» **REQUEST**:
Each line that contains the string "تعالى" counts once; report how many such lines appear in the data, as a number only.

-- Start of GIVEN RECORDS --

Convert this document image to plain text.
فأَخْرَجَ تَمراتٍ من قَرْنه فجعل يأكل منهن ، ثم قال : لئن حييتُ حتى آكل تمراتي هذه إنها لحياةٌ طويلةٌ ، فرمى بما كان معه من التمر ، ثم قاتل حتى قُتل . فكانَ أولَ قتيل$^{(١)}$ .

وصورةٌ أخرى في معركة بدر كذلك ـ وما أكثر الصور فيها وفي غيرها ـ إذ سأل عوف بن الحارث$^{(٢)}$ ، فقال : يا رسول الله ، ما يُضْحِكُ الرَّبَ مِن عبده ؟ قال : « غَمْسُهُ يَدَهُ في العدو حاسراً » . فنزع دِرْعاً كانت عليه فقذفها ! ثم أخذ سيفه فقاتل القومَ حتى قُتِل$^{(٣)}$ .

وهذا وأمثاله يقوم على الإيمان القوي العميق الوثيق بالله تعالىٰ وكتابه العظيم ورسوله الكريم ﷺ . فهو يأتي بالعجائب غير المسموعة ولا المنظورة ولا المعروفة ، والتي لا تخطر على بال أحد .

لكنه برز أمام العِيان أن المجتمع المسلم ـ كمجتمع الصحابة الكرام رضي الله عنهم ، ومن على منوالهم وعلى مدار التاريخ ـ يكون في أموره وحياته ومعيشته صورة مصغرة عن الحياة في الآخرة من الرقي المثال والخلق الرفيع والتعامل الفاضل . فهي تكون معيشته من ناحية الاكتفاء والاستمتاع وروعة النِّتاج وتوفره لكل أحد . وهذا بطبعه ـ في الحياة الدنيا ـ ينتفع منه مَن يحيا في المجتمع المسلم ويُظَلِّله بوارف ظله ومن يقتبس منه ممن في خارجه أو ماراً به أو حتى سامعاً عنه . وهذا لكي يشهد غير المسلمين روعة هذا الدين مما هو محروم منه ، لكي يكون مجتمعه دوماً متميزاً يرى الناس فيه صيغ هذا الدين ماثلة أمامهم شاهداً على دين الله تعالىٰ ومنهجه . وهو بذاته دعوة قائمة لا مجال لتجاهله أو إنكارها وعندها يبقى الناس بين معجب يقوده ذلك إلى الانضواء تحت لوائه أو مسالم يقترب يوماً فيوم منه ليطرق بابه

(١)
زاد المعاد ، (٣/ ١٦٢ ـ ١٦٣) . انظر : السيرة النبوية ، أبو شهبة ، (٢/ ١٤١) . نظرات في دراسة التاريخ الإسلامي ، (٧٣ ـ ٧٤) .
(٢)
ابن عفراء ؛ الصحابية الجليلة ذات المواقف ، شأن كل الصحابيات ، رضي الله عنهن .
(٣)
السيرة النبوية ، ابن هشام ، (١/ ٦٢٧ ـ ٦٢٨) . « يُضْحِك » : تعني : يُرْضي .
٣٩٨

-- End of GIVEN RECORDS --

» **RESULT OF THE TASK**:
2